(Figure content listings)
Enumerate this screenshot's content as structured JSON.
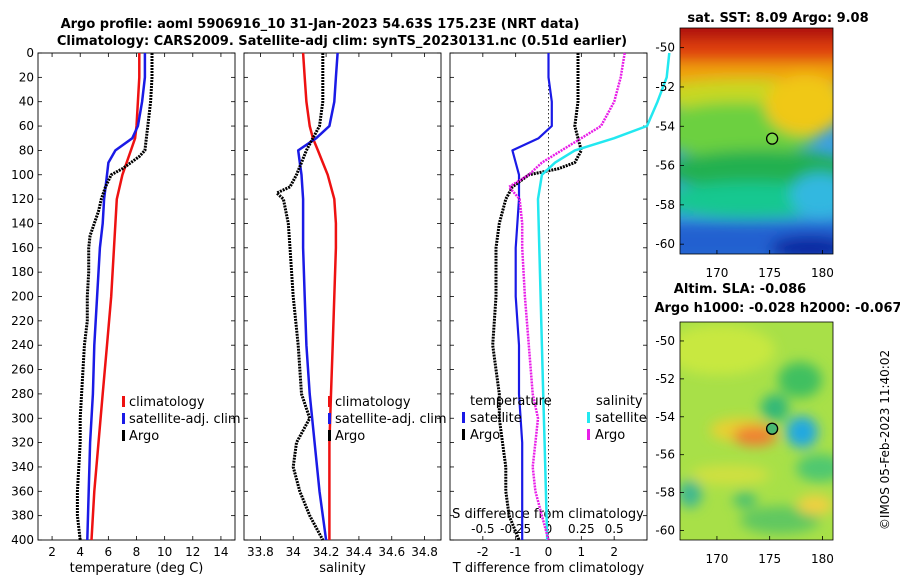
{
  "title_line1": "Argo profile: aoml 5906916_10 31-Jan-2023 54.63S 175.23E (NRT data)",
  "title_line2": "Climatology: CARS2009. Satellite-adj clim: synTS_20230131.nc (0.51d earlier)",
  "watermark": "©IMOS 05-Feb-2023 11:40:02",
  "colors": {
    "climatology": "#ee1111",
    "satellite": "#1a1ae6",
    "argo": "#000000",
    "sal_sat": "#22e8f0",
    "sal_argo": "#e81ee8"
  },
  "depth_ticks": [
    0,
    20,
    40,
    60,
    80,
    100,
    120,
    140,
    160,
    180,
    200,
    220,
    240,
    260,
    280,
    300,
    320,
    340,
    360,
    380,
    400
  ],
  "chart_data": [
    {
      "type": "line",
      "name": "temperature",
      "xlabel": "temperature (deg C)",
      "xlim": [
        1,
        15
      ],
      "ylim": [
        0,
        400
      ],
      "x_ticks": [
        2,
        4,
        6,
        8,
        10,
        12,
        14
      ],
      "legend": [
        "climatology",
        "satellite-adj. clim",
        "Argo"
      ],
      "series": [
        {
          "name": "climatology",
          "depth": [
            0,
            20,
            40,
            60,
            70,
            80,
            100,
            120,
            160,
            200,
            240,
            280,
            320,
            360,
            400
          ],
          "values": [
            8.2,
            8.2,
            8.1,
            8.0,
            7.9,
            7.6,
            7.0,
            6.6,
            6.4,
            6.2,
            5.9,
            5.6,
            5.3,
            5.0,
            4.8
          ]
        },
        {
          "name": "satellite-adj. clim",
          "depth": [
            0,
            20,
            40,
            60,
            70,
            80,
            90,
            100,
            120,
            140,
            160,
            200,
            240,
            280,
            320,
            360,
            400
          ],
          "values": [
            8.6,
            8.6,
            8.4,
            8.1,
            7.7,
            6.5,
            6.0,
            5.9,
            5.7,
            5.6,
            5.4,
            5.2,
            5.0,
            4.9,
            4.7,
            4.6,
            4.5
          ]
        },
        {
          "name": "Argo",
          "depth": [
            0,
            20,
            40,
            60,
            80,
            85,
            90,
            95,
            100,
            110,
            120,
            130,
            140,
            150,
            160,
            180,
            200,
            220,
            240,
            260,
            280,
            300,
            320,
            340,
            360,
            380,
            400
          ],
          "values": [
            9.1,
            9.1,
            9.0,
            8.8,
            8.6,
            8.2,
            7.6,
            7.0,
            6.2,
            5.8,
            5.5,
            5.3,
            5.0,
            4.7,
            4.6,
            4.6,
            4.5,
            4.5,
            4.3,
            4.2,
            4.1,
            4.0,
            4.0,
            3.9,
            3.8,
            3.8,
            4.0
          ]
        }
      ]
    },
    {
      "type": "line",
      "name": "salinity",
      "xlabel": "salinity",
      "xlim": [
        33.7,
        34.9
      ],
      "ylim": [
        0,
        400
      ],
      "x_ticks": [
        33.8,
        34,
        34.2,
        34.4,
        34.6,
        34.8
      ],
      "legend": [
        "climatology",
        "satellite-adj. clim",
        "Argo"
      ],
      "series": [
        {
          "name": "climatology",
          "depth": [
            0,
            20,
            40,
            60,
            70,
            80,
            90,
            100,
            110,
            120,
            140,
            160,
            200,
            240,
            280,
            320,
            360,
            400
          ],
          "values": [
            34.06,
            34.07,
            34.08,
            34.1,
            34.12,
            34.15,
            34.18,
            34.21,
            34.23,
            34.25,
            34.26,
            34.26,
            34.25,
            34.24,
            34.23,
            34.22,
            34.22,
            34.22
          ]
        },
        {
          "name": "satellite-adj. clim",
          "depth": [
            0,
            20,
            40,
            60,
            70,
            80,
            90,
            100,
            120,
            160,
            200,
            240,
            280,
            320,
            360,
            400
          ],
          "values": [
            34.27,
            34.26,
            34.25,
            34.22,
            34.14,
            34.03,
            34.04,
            34.05,
            34.06,
            34.06,
            34.07,
            34.08,
            34.1,
            34.13,
            34.16,
            34.2
          ]
        },
        {
          "name": "Argo",
          "depth": [
            0,
            20,
            40,
            60,
            70,
            80,
            90,
            100,
            110,
            115,
            120,
            140,
            160,
            200,
            240,
            280,
            300,
            320,
            340,
            360,
            380,
            400
          ],
          "values": [
            34.18,
            34.18,
            34.18,
            34.16,
            34.12,
            34.08,
            34.05,
            34.02,
            33.98,
            33.9,
            33.94,
            33.97,
            33.98,
            34.0,
            34.03,
            34.05,
            34.1,
            34.02,
            34.0,
            34.04,
            34.1,
            34.18
          ]
        }
      ]
    },
    {
      "type": "line",
      "name": "differences",
      "xlabel": "T difference from climatology",
      "xlim": [
        -3,
        3
      ],
      "ylim": [
        0,
        400
      ],
      "x_ticks": [
        -2,
        -1,
        0,
        1,
        2
      ],
      "top_label": "S difference from climatology",
      "top_ticks_label": [
        -0.5,
        -0.25,
        0,
        0.25,
        0.5
      ],
      "legend_titles": [
        "temperature",
        "salinity"
      ],
      "legend": [
        "satellite",
        "Argo",
        "satellite",
        "Argo"
      ],
      "series": [
        {
          "name": "T satellite",
          "depth": [
            0,
            20,
            40,
            60,
            70,
            80,
            90,
            100,
            120,
            160,
            200,
            240,
            280,
            320,
            360,
            400
          ],
          "values": [
            0.0,
            0.0,
            0.1,
            0.1,
            -0.3,
            -1.1,
            -1.0,
            -0.9,
            -0.9,
            -1.0,
            -1.0,
            -0.9,
            -0.9,
            -0.8,
            -0.8,
            -0.8
          ]
        },
        {
          "name": "T Argo",
          "depth": [
            0,
            20,
            40,
            60,
            70,
            80,
            90,
            95,
            100,
            110,
            120,
            140,
            160,
            200,
            240,
            260,
            280,
            300,
            320,
            340,
            360,
            380,
            400
          ],
          "values": [
            0.9,
            0.9,
            0.9,
            0.8,
            0.9,
            1.0,
            0.8,
            0.3,
            -0.6,
            -1.1,
            -1.3,
            -1.5,
            -1.6,
            -1.6,
            -1.7,
            -1.6,
            -1.5,
            -1.5,
            -1.4,
            -1.3,
            -1.3,
            -1.2,
            -0.9
          ]
        },
        {
          "name": "S satellite",
          "depth": [
            0,
            20,
            40,
            60,
            70,
            80,
            90,
            100,
            120,
            160,
            200,
            240,
            280,
            320,
            360,
            400
          ],
          "values": [
            0.92,
            0.9,
            0.83,
            0.75,
            0.5,
            0.2,
            0.05,
            -0.05,
            -0.08,
            -0.07,
            -0.06,
            -0.05,
            -0.04,
            -0.03,
            -0.02,
            -0.01
          ]
        },
        {
          "name": "S Argo",
          "depth": [
            0,
            20,
            40,
            60,
            70,
            80,
            90,
            100,
            110,
            120,
            140,
            160,
            200,
            240,
            280,
            300,
            320,
            340,
            360,
            380,
            400
          ],
          "values": [
            0.58,
            0.55,
            0.5,
            0.4,
            0.25,
            0.1,
            -0.05,
            -0.15,
            -0.3,
            -0.22,
            -0.2,
            -0.2,
            -0.18,
            -0.15,
            -0.12,
            -0.08,
            -0.1,
            -0.12,
            -0.1,
            -0.05,
            0.0
          ]
        }
      ]
    },
    {
      "type": "heatmap",
      "name": "sat_sst",
      "title": "sat. SST: 8.09 Argo: 9.08",
      "xlim": [
        166.5,
        181
      ],
      "ylim": [
        -60.5,
        -49
      ],
      "x_ticks": [
        170,
        175,
        180
      ],
      "y_ticks": [
        -50,
        -52,
        -54,
        -56,
        -58,
        -60
      ],
      "float_position": [
        175.23,
        -54.63
      ]
    },
    {
      "type": "heatmap",
      "name": "altim_sla",
      "title_line1": "Altim. SLA: -0.086",
      "title_line2": "Argo h1000: -0.028 h2000: -0.067",
      "xlim": [
        166.5,
        181
      ],
      "ylim": [
        -60.5,
        -49
      ],
      "x_ticks": [
        170,
        175,
        180
      ],
      "y_ticks": [
        -50,
        -52,
        -54,
        -56,
        -58,
        -60
      ],
      "float_position": [
        175.23,
        -54.63
      ]
    }
  ]
}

INSTRUCTION -> From the data above, copy each line that holds "temperature".

REPLY ->
      "name": "temperature",
      "xlabel": "temperature (deg C)",
        "temperature",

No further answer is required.